#### [What to produce]
Among the lines below, count those containing the word "expected". Give the number only.

#### [Dataset entries]
◆ ◆ ◆ ◆ ◆
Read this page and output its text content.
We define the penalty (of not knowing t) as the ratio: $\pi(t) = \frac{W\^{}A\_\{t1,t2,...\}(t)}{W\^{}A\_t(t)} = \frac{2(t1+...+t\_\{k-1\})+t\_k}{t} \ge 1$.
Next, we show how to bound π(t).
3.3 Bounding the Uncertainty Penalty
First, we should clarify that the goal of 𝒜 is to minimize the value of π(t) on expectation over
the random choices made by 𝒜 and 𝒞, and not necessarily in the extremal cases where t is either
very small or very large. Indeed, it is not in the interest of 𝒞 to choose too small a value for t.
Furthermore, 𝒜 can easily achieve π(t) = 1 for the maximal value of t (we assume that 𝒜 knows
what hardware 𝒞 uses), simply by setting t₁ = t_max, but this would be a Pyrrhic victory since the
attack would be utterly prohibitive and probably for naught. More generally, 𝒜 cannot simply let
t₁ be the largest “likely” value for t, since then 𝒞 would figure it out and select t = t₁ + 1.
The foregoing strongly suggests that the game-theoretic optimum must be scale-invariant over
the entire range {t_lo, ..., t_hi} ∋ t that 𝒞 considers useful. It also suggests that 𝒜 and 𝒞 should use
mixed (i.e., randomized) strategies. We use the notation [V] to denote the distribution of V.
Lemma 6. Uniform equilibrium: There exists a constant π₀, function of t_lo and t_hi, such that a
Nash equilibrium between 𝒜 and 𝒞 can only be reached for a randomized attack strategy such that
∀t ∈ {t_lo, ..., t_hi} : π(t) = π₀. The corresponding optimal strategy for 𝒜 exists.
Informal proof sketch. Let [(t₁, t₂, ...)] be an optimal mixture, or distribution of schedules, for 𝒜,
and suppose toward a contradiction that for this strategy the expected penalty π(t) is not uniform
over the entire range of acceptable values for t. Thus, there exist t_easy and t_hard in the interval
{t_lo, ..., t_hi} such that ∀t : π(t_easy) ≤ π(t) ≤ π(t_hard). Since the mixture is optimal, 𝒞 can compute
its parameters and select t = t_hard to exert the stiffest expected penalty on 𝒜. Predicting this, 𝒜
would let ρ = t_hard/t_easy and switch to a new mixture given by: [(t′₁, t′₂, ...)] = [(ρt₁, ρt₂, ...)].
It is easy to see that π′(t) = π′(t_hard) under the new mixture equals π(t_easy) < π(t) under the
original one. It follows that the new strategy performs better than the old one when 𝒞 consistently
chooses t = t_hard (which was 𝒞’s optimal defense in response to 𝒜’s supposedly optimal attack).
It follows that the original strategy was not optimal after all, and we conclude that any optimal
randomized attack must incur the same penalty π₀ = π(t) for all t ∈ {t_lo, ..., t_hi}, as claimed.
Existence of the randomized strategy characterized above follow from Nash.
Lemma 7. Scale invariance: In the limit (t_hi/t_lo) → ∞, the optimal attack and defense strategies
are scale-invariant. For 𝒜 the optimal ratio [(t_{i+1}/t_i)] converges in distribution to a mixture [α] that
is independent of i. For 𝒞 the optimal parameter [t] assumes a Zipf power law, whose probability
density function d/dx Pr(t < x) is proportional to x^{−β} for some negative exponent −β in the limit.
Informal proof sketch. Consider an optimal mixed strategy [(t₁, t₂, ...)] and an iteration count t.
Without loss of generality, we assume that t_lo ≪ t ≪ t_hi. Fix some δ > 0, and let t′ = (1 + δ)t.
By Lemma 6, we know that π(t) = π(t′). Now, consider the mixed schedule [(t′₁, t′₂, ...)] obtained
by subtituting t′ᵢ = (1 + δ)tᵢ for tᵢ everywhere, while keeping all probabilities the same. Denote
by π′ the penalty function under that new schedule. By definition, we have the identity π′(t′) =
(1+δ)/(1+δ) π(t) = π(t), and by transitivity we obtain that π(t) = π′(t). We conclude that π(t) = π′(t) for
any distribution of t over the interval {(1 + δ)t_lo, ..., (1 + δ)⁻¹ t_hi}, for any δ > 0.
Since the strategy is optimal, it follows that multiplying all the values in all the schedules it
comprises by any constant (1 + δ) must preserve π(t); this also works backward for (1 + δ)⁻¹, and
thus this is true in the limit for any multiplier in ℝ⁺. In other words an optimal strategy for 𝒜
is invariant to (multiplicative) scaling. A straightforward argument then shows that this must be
◆ ◆ ◆ ◆ ◆
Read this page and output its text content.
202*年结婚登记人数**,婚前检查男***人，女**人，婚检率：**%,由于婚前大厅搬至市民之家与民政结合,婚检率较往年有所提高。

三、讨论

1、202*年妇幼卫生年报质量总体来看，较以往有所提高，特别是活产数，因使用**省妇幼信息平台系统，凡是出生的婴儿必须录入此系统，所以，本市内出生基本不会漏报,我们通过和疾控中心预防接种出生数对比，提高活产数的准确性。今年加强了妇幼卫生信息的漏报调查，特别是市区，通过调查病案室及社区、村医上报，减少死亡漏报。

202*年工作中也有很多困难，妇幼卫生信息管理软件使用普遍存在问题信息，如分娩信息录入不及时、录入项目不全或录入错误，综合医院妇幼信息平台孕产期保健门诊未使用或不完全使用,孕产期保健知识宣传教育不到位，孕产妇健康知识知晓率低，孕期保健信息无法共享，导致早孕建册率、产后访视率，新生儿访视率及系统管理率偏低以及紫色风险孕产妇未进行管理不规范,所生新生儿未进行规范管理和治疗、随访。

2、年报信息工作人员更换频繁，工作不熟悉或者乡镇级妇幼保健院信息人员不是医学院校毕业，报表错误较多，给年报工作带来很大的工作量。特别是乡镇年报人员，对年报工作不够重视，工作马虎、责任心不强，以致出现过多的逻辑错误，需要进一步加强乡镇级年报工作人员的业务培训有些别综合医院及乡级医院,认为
◆ ◆ ◆ ◆ ◆
#### [Task response]
2